YOUR TASK →
Return the whole listing exactly as it stands.

DATA PROVIDED →
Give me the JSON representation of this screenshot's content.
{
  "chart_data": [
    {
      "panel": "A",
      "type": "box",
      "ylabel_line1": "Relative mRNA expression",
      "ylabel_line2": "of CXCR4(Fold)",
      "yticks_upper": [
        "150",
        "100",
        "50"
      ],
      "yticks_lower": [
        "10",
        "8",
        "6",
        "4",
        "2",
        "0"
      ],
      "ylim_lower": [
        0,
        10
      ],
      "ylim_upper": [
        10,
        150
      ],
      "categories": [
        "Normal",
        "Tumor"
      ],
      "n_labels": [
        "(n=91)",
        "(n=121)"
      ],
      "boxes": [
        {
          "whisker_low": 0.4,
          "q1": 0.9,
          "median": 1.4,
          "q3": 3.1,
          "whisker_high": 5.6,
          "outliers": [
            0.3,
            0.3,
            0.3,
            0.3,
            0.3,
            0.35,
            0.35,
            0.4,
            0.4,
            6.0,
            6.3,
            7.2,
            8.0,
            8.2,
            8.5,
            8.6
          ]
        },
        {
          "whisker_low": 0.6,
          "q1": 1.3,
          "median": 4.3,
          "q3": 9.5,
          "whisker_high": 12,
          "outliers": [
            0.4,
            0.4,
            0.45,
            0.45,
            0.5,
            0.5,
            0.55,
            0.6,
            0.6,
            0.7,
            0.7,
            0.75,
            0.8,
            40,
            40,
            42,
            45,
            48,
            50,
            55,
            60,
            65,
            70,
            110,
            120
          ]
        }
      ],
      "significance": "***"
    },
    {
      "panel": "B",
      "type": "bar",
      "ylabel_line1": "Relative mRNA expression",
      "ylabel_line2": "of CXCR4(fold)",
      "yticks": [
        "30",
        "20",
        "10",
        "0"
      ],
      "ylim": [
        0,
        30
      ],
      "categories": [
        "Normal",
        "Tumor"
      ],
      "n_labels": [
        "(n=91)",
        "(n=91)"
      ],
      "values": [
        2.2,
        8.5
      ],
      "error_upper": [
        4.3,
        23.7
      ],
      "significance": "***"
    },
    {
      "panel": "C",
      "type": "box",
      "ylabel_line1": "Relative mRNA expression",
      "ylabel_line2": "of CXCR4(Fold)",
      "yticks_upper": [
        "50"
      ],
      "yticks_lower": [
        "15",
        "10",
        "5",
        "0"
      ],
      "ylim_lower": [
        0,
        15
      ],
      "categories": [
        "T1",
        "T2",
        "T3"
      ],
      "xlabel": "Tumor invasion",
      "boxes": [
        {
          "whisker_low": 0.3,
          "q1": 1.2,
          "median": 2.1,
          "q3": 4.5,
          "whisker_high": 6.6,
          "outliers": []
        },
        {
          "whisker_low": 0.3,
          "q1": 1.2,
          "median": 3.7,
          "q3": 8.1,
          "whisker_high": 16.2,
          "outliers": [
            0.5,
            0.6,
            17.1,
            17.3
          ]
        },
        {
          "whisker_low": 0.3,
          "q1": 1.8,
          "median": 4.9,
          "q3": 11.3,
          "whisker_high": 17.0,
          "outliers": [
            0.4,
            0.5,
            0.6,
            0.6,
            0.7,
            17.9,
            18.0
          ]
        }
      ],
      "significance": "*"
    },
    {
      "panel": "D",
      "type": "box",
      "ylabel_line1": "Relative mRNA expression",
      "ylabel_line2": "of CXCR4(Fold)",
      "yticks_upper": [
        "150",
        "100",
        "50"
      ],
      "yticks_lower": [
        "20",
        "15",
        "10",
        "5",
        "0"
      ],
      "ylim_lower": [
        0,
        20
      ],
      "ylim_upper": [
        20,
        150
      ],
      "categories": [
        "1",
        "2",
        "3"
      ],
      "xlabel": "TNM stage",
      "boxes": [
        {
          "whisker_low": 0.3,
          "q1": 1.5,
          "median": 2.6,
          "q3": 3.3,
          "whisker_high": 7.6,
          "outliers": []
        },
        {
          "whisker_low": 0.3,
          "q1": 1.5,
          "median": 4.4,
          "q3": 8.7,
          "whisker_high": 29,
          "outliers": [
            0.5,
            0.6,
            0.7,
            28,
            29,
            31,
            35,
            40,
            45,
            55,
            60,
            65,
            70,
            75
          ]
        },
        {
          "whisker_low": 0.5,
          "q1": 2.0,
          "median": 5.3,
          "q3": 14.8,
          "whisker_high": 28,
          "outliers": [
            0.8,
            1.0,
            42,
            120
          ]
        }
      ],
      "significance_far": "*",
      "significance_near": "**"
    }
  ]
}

ANSWER BOX →
Give me the JSON representation of this screenshot's content.
{
  "chart_data": [
    {
      "panel": "A",
      "type": "box",
      "ylabel_line1": "Relative mRNA expression",
      "ylabel_line2": "of CXCR4(Fold)",
      "yticks_upper": [
        "150",
        "100",
        "50"
      ],
      "yticks_lower": [
        "10",
        "8",
        "6",
        "4",
        "2",
        "0"
      ],
      "ylim_lower": [
        0,
        10
      ],
      "ylim_upper": [
        10,
        150
      ],
      "categories": [
        "Normal",
        "Tumor"
      ],
      "n_labels": [
        "(n=91)",
        "(n=121)"
      ],
      "boxes": [
        {
          "whisker_low": 0.4,
          "q1": 0.9,
          "median": 1.4,
          "q3": 3.1,
          "whisker_high": 5.6,
          "outliers": [
            0.3,
            0.3,
            0.3,
            0.3,
            0.3,
            0.35,
            0.35,
            0.4,
            0.4,
            6.0,
            6.3,
            7.2,
            8.0,
            8.2,
            8.5,
            8.6
          ]
        },
        {
          "whisker_low": 0.6,
          "q1": 1.3,
          "median": 4.3,
          "q3": 9.5,
          "whisker_high": 12,
          "outliers": [
            0.4,
            0.4,
            0.45,
            0.45,
            0.5,
            0.5,
            0.55,
            0.6,
            0.6,
            0.7,
            0.7,
            0.75,
            0.8,
            40,
            40,
            42,
            45,
            48,
            50,
            55,
            60,
            65,
            70,
            110,
            120
          ]
        }
      ],
      "significance": "***"
    },
    {
      "panel": "B",
      "type": "bar",
      "ylabel_line1": "Relative mRNA expression",
      "ylabel_line2": "of CXCR4(fold)",
      "yticks": [
        "30",
        "20",
        "10",
        "0"
      ],
      "ylim": [
        0,
        30
      ],
      "categories": [
        "Normal",
        "Tumor"
      ],
      "n_labels": [
        "(n=91)",
        "(n=91)"
      ],
      "values": [
        2.2,
        8.5
      ],
      "error_upper": [
        4.3,
        23.7
      ],
      "significance": "***"
    },
    {
      "panel": "C",
      "type": "box",
      "ylabel_line1": "Relative mRNA expression",
      "ylabel_line2": "of CXCR4(Fold)",
      "yticks_upper": [
        "50"
      ],
      "yticks_lower": [
        "15",
        "10",
        "5",
        "0"
      ],
      "ylim_lower": [
        0,
        15
      ],
      "categories": [
        "T1",
        "T2",
        "T3"
      ],
      "xlabel": "Tumor invasion",
      "boxes": [
        {
          "whisker_low": 0.3,
          "q1": 1.2,
          "median": 2.1,
          "q3": 4.5,
          "whisker_high": 6.6,
          "outliers": []
        },
        {
          "whisker_low": 0.3,
          "q1": 1.2,
          "median": 3.7,
          "q3": 8.1,
          "whisker_high": 16.2,
          "outliers": [
            0.5,
            0.6,
            17.1,
            17.3
          ]
        },
        {
          "whisker_low": 0.3,
          "q1": 1.8,
          "median": 4.9,
          "q3": 11.3,
          "whisker_high": 17.0,
          "outliers": [
            0.4,
            0.5,
            0.6,
            0.6,
            0.7,
            17.9,
            18.0
          ]
        }
      ],
      "significance": "*"
    },
    {
      "panel": "D",
      "type": "box",
      "ylabel_line1": "Relative mRNA expression",
      "ylabel_line2": "of CXCR4(Fold)",
      "yticks_upper": [
        "150",
        "100",
        "50"
      ],
      "yticks_lower": [
        "20",
        "15",
        "10",
        "5",
        "0"
      ],
      "ylim_lower": [
        0,
        20
      ],
      "ylim_upper": [
        20,
        150
      ],
      "categories": [
        "1",
        "2",
        "3"
      ],
      "xlabel": "TNM stage",
      "boxes": [
        {
          "whisker_low": 0.3,
          "q1": 1.5,
          "median": 2.6,
          "q3": 3.3,
          "whisker_high": 7.6,
          "outliers": []
        },
        {
          "whisker_low": 0.3,
          "q1": 1.5,
          "median": 4.4,
          "q3": 8.7,
          "whisker_high": 29,
          "outliers": [
            0.5,
            0.6,
            0.7,
            28,
            29,
            31,
            35,
            40,
            45,
            55,
            60,
            65,
            70,
            75
          ]
        },
        {
          "whisker_low": 0.5,
          "q1": 2.0,
          "median": 5.3,
          "q3": 14.8,
          "whisker_high": 28,
          "outliers": [
            0.8,
            1.0,
            42,
            120
          ]
        }
      ],
      "significance_far": "*",
      "significance_near": "**"
    }
  ]
}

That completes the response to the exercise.